Search the material below for the word "aanpak" and copy every line in which it occurs.

[Begin Recorded information]

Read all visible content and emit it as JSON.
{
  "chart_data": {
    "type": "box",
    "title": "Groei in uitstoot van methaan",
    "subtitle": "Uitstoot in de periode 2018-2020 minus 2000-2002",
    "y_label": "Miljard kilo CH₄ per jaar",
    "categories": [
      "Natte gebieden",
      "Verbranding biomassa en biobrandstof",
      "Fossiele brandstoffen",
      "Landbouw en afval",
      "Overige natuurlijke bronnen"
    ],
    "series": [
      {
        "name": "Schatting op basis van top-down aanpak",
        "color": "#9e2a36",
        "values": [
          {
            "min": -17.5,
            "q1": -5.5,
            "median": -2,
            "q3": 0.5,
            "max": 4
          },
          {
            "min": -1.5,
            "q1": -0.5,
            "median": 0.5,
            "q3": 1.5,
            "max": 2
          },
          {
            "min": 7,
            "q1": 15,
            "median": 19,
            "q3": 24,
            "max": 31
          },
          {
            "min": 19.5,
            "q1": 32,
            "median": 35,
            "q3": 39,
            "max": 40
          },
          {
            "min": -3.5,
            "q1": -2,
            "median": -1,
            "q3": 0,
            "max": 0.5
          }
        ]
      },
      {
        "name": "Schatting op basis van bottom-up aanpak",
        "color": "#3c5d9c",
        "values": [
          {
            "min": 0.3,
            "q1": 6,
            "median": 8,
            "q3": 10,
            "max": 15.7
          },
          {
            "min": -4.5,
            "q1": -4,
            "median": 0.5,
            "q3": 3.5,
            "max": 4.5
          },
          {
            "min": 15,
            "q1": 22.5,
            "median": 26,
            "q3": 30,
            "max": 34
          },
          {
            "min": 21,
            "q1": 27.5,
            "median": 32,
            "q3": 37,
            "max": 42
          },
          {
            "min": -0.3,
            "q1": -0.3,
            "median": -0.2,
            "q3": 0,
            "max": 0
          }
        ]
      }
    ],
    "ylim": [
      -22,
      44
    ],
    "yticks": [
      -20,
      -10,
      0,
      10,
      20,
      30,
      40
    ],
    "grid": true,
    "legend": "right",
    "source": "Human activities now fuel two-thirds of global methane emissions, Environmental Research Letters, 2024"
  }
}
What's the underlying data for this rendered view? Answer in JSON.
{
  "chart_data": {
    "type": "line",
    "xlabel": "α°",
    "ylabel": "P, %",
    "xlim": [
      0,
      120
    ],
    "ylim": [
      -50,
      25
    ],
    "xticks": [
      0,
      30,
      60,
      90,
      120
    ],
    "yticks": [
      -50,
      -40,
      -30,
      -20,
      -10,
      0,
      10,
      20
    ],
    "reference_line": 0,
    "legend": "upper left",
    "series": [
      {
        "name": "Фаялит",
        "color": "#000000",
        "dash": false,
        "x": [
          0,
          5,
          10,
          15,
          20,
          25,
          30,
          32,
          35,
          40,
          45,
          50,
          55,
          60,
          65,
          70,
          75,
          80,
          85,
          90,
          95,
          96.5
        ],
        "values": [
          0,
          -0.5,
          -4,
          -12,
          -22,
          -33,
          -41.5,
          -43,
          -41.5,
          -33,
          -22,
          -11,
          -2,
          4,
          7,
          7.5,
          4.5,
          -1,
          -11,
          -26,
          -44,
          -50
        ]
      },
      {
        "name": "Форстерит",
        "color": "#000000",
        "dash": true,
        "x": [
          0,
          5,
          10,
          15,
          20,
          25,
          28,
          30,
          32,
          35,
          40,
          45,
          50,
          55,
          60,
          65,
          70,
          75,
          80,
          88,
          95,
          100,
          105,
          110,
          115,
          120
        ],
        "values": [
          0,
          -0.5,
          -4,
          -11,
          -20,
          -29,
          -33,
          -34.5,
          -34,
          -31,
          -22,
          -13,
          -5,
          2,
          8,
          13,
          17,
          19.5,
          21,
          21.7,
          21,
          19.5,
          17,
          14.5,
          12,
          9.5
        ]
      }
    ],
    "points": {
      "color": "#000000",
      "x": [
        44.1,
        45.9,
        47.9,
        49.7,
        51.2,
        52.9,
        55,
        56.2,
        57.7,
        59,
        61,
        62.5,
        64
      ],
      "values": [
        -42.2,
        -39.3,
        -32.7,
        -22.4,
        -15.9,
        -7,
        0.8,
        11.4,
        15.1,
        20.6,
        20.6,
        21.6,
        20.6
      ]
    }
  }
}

[End Recorded information]

Solution to the exercise:
        "name": "Schatting op basis van top-down aanpak",
        "name": "Schatting op basis van bottom-up aanpak",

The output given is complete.